## INFORMATION GIVEN
----------
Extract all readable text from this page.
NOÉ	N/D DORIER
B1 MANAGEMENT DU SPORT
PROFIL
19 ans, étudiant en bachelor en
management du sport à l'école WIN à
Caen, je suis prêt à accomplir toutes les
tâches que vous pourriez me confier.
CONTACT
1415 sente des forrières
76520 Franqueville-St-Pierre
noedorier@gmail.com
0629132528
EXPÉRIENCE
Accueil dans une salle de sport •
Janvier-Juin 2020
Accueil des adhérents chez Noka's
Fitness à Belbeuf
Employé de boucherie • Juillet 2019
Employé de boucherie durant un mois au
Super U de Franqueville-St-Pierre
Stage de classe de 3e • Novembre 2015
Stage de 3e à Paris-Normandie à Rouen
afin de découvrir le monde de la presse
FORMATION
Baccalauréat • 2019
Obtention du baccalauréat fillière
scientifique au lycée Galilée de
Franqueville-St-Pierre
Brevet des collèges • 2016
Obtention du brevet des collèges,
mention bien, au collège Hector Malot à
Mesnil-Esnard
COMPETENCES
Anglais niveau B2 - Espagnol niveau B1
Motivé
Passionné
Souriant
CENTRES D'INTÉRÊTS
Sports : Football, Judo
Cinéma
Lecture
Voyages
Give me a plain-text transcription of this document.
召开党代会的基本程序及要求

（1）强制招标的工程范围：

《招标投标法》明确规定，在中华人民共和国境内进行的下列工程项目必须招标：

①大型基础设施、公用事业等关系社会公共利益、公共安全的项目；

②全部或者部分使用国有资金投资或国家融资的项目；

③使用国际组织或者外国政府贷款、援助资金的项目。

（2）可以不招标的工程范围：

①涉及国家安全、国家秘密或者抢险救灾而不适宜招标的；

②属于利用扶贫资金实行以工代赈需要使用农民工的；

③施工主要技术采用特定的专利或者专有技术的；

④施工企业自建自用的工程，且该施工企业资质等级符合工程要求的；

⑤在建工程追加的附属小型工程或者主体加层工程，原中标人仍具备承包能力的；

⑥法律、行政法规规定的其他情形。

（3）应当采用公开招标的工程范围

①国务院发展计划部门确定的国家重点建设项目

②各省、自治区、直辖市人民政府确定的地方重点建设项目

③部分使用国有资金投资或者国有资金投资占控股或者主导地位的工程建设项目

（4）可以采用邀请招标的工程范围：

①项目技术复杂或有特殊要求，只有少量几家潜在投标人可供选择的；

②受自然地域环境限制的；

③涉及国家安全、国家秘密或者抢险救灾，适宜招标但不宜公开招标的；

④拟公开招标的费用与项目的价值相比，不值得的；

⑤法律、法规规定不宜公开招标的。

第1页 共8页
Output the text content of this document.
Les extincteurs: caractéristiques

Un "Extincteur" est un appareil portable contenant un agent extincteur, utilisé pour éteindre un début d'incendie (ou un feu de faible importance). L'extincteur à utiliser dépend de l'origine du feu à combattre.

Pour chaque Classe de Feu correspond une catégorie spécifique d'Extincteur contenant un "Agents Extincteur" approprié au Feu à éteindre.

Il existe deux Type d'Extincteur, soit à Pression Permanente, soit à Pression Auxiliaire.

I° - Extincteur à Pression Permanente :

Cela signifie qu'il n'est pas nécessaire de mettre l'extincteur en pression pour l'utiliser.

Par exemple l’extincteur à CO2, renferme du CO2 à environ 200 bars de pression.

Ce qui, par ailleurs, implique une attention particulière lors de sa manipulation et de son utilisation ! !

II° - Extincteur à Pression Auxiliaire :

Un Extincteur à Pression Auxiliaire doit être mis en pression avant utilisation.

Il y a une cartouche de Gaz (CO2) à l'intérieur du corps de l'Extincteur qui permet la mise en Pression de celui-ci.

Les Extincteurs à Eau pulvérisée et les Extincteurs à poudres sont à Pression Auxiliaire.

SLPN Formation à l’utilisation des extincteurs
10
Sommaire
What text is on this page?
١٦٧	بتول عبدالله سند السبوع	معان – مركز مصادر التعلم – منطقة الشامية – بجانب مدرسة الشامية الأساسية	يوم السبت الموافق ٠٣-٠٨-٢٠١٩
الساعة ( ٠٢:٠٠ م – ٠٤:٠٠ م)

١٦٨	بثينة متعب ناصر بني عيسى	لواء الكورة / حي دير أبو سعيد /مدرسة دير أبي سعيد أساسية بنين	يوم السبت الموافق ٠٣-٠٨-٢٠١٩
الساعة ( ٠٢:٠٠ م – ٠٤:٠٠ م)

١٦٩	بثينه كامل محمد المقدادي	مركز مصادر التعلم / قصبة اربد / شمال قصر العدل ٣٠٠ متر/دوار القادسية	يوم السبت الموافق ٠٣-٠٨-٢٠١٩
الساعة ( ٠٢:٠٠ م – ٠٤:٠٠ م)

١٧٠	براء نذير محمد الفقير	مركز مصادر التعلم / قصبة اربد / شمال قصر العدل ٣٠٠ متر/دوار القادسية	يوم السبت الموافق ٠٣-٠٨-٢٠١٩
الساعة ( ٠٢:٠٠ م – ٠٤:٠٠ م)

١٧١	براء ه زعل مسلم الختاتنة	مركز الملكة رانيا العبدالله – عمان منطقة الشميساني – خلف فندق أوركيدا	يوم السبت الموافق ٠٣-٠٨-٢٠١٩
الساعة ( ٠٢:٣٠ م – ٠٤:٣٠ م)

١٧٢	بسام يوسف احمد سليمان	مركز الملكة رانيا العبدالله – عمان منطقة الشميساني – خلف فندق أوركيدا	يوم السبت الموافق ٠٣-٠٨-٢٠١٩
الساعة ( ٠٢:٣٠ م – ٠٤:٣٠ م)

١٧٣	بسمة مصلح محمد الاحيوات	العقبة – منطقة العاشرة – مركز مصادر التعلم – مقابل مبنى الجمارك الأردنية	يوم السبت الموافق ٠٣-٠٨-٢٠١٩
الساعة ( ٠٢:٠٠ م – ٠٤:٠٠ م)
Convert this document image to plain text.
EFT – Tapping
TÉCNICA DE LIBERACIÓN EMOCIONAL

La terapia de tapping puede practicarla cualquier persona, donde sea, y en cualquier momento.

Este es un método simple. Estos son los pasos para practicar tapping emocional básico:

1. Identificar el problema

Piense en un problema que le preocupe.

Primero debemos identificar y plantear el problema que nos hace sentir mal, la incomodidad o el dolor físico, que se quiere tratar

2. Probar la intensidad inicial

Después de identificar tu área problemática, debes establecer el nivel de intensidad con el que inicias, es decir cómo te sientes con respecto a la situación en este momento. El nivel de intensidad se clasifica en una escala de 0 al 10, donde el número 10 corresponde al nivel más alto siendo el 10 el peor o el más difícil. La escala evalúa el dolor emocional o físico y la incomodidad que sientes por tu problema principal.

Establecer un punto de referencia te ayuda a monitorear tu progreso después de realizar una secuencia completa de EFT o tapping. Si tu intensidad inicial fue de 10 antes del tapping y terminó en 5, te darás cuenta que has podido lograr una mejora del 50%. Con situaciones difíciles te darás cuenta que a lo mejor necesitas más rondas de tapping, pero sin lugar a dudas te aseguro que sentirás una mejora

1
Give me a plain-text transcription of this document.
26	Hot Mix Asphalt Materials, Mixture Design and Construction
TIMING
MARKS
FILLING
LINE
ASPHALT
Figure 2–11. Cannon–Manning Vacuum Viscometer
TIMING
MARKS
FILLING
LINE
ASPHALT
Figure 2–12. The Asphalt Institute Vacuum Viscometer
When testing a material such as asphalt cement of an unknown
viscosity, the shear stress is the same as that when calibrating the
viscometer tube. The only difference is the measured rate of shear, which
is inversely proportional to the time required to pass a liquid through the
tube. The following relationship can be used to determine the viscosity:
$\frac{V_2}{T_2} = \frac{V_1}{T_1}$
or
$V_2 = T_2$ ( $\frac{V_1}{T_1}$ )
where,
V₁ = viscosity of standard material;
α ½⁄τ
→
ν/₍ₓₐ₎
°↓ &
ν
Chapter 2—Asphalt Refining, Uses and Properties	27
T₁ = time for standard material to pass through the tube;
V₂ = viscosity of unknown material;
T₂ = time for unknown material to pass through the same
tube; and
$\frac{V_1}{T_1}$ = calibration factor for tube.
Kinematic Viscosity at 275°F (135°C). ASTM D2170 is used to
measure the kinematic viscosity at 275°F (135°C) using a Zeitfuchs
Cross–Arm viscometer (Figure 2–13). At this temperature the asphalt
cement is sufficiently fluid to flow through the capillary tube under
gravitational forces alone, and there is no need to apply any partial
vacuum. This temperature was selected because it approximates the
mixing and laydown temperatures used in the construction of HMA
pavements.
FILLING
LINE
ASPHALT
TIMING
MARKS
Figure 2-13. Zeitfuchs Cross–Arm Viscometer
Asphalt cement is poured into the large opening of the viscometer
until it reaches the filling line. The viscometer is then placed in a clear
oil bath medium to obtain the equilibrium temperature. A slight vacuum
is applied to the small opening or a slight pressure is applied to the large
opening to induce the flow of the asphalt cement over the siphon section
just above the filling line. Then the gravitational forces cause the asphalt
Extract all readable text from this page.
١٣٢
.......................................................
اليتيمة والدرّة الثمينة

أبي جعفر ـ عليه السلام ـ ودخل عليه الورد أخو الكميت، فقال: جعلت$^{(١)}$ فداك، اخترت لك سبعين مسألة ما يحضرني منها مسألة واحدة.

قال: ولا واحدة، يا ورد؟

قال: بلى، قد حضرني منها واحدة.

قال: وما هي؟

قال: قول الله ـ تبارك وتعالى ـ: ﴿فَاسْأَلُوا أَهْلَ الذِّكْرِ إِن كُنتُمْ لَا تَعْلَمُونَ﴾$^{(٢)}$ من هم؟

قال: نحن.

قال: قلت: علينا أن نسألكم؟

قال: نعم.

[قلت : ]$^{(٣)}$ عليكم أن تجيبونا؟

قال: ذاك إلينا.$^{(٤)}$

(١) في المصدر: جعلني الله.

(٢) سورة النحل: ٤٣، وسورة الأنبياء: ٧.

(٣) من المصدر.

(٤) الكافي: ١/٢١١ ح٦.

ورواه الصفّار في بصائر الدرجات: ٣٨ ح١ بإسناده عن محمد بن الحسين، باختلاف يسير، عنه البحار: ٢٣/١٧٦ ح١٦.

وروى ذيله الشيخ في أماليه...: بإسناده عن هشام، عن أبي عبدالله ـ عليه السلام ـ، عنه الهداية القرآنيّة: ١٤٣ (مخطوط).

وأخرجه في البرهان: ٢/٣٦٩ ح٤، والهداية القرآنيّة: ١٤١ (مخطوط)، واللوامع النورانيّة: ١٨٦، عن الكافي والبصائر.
----------
## JOB
From the data, list each line in which the string "donde" appears.

## ANSWER
La terapia de tapping puede practicarla cualquier persona, donde sea, y en cualquier momento.
Después de identificar tu área problemática, debes establecer el nivel de intensidad con el que inicias, es decir cómo te sientes con respecto a la situación en este momento. El nivel de intensidad se clasifica en una escala de 0 al 10, donde el número 10 corresponde al nivel más alto siendo el 10 el peor o el más difícil. La escala evalúa el dolor emocional o físico y la incomodidad que sientes por tu problema principal.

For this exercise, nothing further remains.